• **Aim of the exercise**: Reproduce every one of the entries below word for word, omitting the pictures.
++++
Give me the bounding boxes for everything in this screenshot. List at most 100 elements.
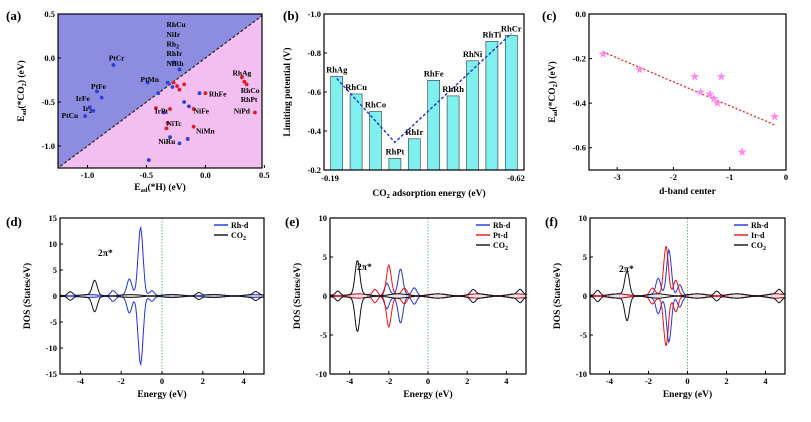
panel-e-legend-label: Rh-d: [493, 221, 511, 230]
panel-f-ytick-label: 5: [583, 252, 587, 262]
panel-b-ylabel: Limiting potential (V): [282, 47, 293, 136]
panel-e-xtick-label: -2: [385, 376, 392, 386]
panel-c-xtick-label: -1: [726, 172, 733, 182]
panel-a-ytick-label: -0.5: [42, 97, 55, 107]
panel-b-bar: [485, 40, 499, 171]
panel-a-point-label: NiMn: [196, 127, 216, 136]
panel-c-label: (c): [542, 8, 556, 23]
panel-a-point-blue: [146, 158, 151, 162]
panel-b-bar-label: RhCr: [501, 23, 522, 33]
panel-d-ytick-label: 5: [53, 265, 57, 275]
panel-c-ytick-label: -0.4: [573, 98, 587, 108]
panel-b-bar-label: RhAg: [326, 64, 348, 74]
panel-d-ytick-label: 10: [49, 239, 58, 249]
panel-d-xtick-label: -2: [118, 376, 125, 386]
panel-c-point: ★: [705, 87, 716, 101]
panel-a-point-blue: [87, 105, 92, 110]
panel-a-point-red: [175, 84, 179, 89]
panel-e-annotation: 2π*: [357, 263, 372, 273]
panel-b-x-end-label: -0.19: [321, 173, 339, 183]
panel-b-bar: [407, 138, 421, 171]
panel-a-point-blue: [162, 110, 167, 115]
panel-f-ytick-label: 0: [583, 291, 587, 301]
panel-f-series-down: [589, 295, 786, 322]
panel-a-point-blue: [182, 100, 187, 104]
panel-f-legend-label: Ir-d: [751, 231, 765, 240]
panel-c-point: ★: [709, 92, 720, 106]
panel-f-xtick-label: -2: [645, 376, 652, 386]
panel-e-legend-label: Pt-d: [493, 231, 508, 240]
panel-a-point-blue: [185, 137, 190, 141]
panel-c-ytick-label: 0.0: [575, 9, 586, 19]
panel-a-point-blue: [91, 108, 96, 113]
panel-a-xtick-label: 0.5: [259, 170, 270, 180]
panel-f-xtick-label: 2: [724, 376, 728, 386]
panel-b-bar-label: RhNi: [463, 49, 483, 59]
panel-a-point-red: [191, 107, 196, 111]
panel-e-xtick-label: 2: [465, 376, 469, 386]
panel-a-xlabel: Ead(*H) (eV): [134, 182, 185, 194]
panel-a-point-blue: [177, 67, 182, 72]
panel-d-ytick-label: -5: [50, 317, 57, 327]
panel-a-point-label: NiPd: [234, 106, 251, 115]
panel-b-bar: [388, 158, 402, 171]
panel-a-point-label: RhIr: [166, 49, 183, 58]
panel-a-point-blue: [186, 104, 191, 109]
panel-c-point: ★: [695, 85, 706, 99]
panel-a-point-label: NiRu: [158, 137, 175, 146]
panel-a-ytick-label: 0.0: [44, 53, 55, 63]
panel-b-x-end-label: -0.62: [507, 173, 525, 183]
panel-c-xtick-label: 0: [784, 172, 788, 182]
panel-a-point-label: IrPt: [155, 106, 169, 115]
panel-c-chart: ★★ ★★★★★★★★-3 -2 -1 00.0-0.2-0.4-0.6d-band c…: [547, 9, 788, 197]
panel-c-point: ★: [598, 47, 609, 61]
panel-f-xtick-label: 0: [685, 376, 689, 386]
panel-a-ylabel: Ead(*CO2) (eV): [16, 60, 28, 122]
panel-f-xtick-label: 4: [763, 376, 768, 386]
panel-b-bar: [446, 95, 460, 171]
panel-d-series-up: [59, 279, 265, 297]
panel-e-ytick-label: -10: [316, 369, 327, 379]
panel-c-xlabel: d-band center: [659, 187, 717, 197]
panel-a-point-blue: [156, 91, 161, 96]
panel-f-ytick-label: -10: [576, 369, 587, 379]
panel-a-point-red: [182, 82, 187, 87]
panel-c-xtick-label: -2: [670, 172, 677, 182]
panel-d-xtick-label: 2: [201, 376, 205, 386]
panel-f-annotation: 2π*: [619, 265, 634, 275]
panel-a-xtick-label: -1.0: [81, 170, 94, 180]
panel-a-point-blue: [95, 89, 99, 94]
panel-f-xlabel: Energy (eV): [663, 389, 712, 400]
panel-a-label: (a): [6, 8, 21, 23]
panel-d-series-down: [59, 295, 265, 313]
panel-b-ytick-label: -0.6: [308, 87, 321, 97]
panel-a-point-blue: [145, 80, 150, 85]
panel-c-fit-line: [602, 51, 777, 127]
panel-c-point: ★: [716, 69, 727, 83]
panel-a-point-label: RhFe: [209, 90, 227, 99]
panel-a-point-label: PtCr: [109, 54, 125, 63]
panel-a-point-blue: [83, 114, 88, 118]
panel-a-point-red: [164, 126, 169, 131]
panel-a-point-label: NiFe: [194, 106, 210, 115]
panel-b-bar-label: RhCu: [345, 82, 367, 92]
panel-a-frame: [57, 13, 263, 169]
panel-a-point-blue: [197, 91, 202, 96]
panel-c-point: ★: [737, 145, 748, 159]
panel-c-point: ★: [712, 96, 723, 110]
panel-a-diagonal: [58, 15, 262, 168]
panel-c-frame: [588, 13, 787, 171]
panel-d-legend-label: CO2: [231, 231, 246, 242]
panel-d-ytick-label: -15: [46, 369, 57, 379]
panel-b-bar: [330, 76, 344, 171]
panel-a-point-red: [153, 106, 158, 111]
panel-e-ytick-label: 5: [323, 252, 327, 262]
panel-c-point: ★: [769, 110, 780, 124]
panel-b-bar-label: RhCo: [365, 100, 386, 110]
panel-a-point-blue: [165, 80, 170, 85]
panel-c-point: ★: [689, 69, 700, 83]
panel-b-ytick-label: -0.2: [308, 165, 321, 175]
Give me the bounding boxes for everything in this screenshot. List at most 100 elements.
++++
• **Written solution**:
Give me the bounding boxes for everything in this screenshot. List at most 100 elements.
panel-e-legend-label: Rh-d: [493, 221, 511, 230]
panel-f-ytick-label: 5: [583, 252, 587, 262]
panel-b-ylabel: Limiting potential (V): [282, 47, 293, 136]
panel-e-xtick-label: -2: [385, 376, 392, 386]
panel-c-xtick-label: -1: [726, 172, 733, 182]
panel-a-ytick-label: -0.5: [42, 97, 55, 107]
panel-b-bar: [485, 40, 499, 171]
panel-a-point-label: NiMn: [196, 127, 216, 136]
panel-c-label: (c): [542, 8, 556, 23]
panel-a-point-blue: [146, 158, 151, 162]
panel-b-bar-label: RhCr: [501, 23, 522, 33]
panel-d-ytick-label: 5: [53, 265, 57, 275]
panel-c-ytick-label: -0.4: [573, 98, 587, 108]
panel-b-bar-label: RhAg: [326, 64, 348, 74]
panel-d-ytick-label: 10: [49, 239, 58, 249]
panel-d-xtick-label: -2: [118, 376, 125, 386]
panel-c-point: ★: [705, 87, 716, 101]
panel-a-point-blue: [87, 105, 92, 110]
panel-a-point-red: [175, 84, 179, 89]
panel-e-annotation: 2π*: [357, 263, 372, 273]
panel-b-x-end-label: -0.19: [321, 173, 339, 183]
panel-b-bar: [407, 138, 421, 171]
panel-a-point-blue: [162, 110, 167, 115]
panel-f-ytick-label: 0: [583, 291, 587, 301]
panel-f-series-down: [589, 295, 786, 322]
panel-a-point-blue: [182, 100, 187, 104]
panel-f-legend-label: Ir-d: [751, 231, 765, 240]
panel-c-point: ★: [709, 92, 720, 106]
panel-f-xtick-label: -2: [645, 376, 652, 386]
panel-e-legend-label: Pt-d: [493, 231, 508, 240]
panel-a-point-blue: [185, 137, 190, 141]
panel-c-ytick-label: 0.0: [575, 9, 586, 19]
panel-a-point-blue: [91, 108, 96, 113]
panel-a-xtick-label: 0.5: [259, 170, 270, 180]
panel-f-xtick-label: 2: [724, 376, 728, 386]
panel-b-bar-label: RhNi: [463, 49, 483, 59]
panel-a-point-red: [191, 107, 196, 111]
panel-e-xtick-label: 2: [465, 376, 469, 386]
panel-a-xlabel: Ead(*H) (eV): [134, 182, 185, 194]
panel-a-point-blue: [177, 67, 182, 72]
panel-d-ytick-label: -5: [50, 317, 57, 327]
panel-a-point-label: NiPd: [234, 106, 251, 115]
panel-b-bar: [388, 158, 402, 171]
panel-a-point-label: RhIr: [166, 49, 183, 58]
panel-a-point-blue: [186, 104, 191, 109]
panel-c-point: ★: [695, 85, 706, 99]
panel-a-point-label: NiRu: [158, 137, 175, 146]
panel-a-ytick-label: 0.0: [44, 53, 55, 63]
panel-b-x-end-label: -0.62: [507, 173, 525, 183]
panel-c-xtick-label: 0: [784, 172, 788, 182]
panel-a-point-label: IrPt: [155, 106, 169, 115]
panel-c-chart: ★★ ★★★★★★★★-3 -2 -1 00.0-0.2-0.4-0.6d-band c…: [547, 9, 788, 197]
panel-c-point: ★: [598, 47, 609, 61]
panel-f-xtick-label: 0: [685, 376, 689, 386]
panel-a-ylabel: Ead(*CO2) (eV): [16, 60, 28, 122]
panel-f-xtick-label: 4: [763, 376, 768, 386]
panel-b-bar: [446, 95, 460, 171]
panel-d-series-up: [59, 279, 265, 297]
panel-e-ytick-label: -10: [316, 369, 327, 379]
panel-c-xlabel: d-band center: [659, 187, 717, 197]
panel-a-point-blue: [156, 91, 161, 96]
panel-f-ytick-label: -10: [576, 369, 587, 379]
panel-a-point-red: [182, 82, 187, 87]
panel-c-xtick-label: -2: [670, 172, 677, 182]
panel-d-xtick-label: 2: [201, 376, 205, 386]
panel-f-annotation: 2π*: [619, 265, 634, 275]
panel-a-xtick-label: -1.0: [81, 170, 94, 180]
panel-a-point-blue: [95, 89, 99, 94]
panel-f-xlabel: Energy (eV): [663, 389, 712, 400]
panel-a-label: (a): [6, 8, 21, 23]
panel-d-series-down: [59, 295, 265, 313]
panel-b-ytick-label: -0.6: [308, 87, 321, 97]
panel-a-point-blue: [145, 80, 150, 85]
panel-c-fit-line: [602, 51, 777, 127]
panel-c-point: ★: [716, 69, 727, 83]
panel-a-point-label: RhFe: [209, 90, 227, 99]
panel-a-point-label: PtCr: [109, 54, 125, 63]
panel-a-point-blue: [83, 114, 88, 118]
panel-a-point-red: [164, 126, 169, 131]
panel-a-point-label: NiFe: [194, 106, 210, 115]
panel-b-bar-label: RhCu: [345, 82, 367, 92]
panel-a-frame: [57, 13, 263, 169]
panel-a-point-blue: [197, 91, 202, 96]
panel-c-point: ★: [737, 145, 748, 159]
panel-c-point: ★: [712, 96, 723, 110]
panel-a-diagonal: [58, 15, 262, 168]
panel-c-frame: [588, 13, 787, 171]
panel-d-legend-label: CO2: [231, 231, 246, 242]
panel-d-ytick-label: -15: [46, 369, 57, 379]
panel-b-bar: [330, 76, 344, 171]
panel-a-point-red: [153, 106, 158, 111]
panel-e-ytick-label: 5: [323, 252, 327, 262]
panel-c-point: ★: [769, 110, 780, 124]
panel-b-bar-label: RhCo: [365, 100, 386, 110]
panel-a-point-blue: [165, 80, 170, 85]
panel-c-point: ★: [689, 69, 700, 83]
panel-b-ytick-label: -0.2: [308, 165, 321, 175]
Give me the bounding boxes for everything in this screenshot. List at most 100 elements.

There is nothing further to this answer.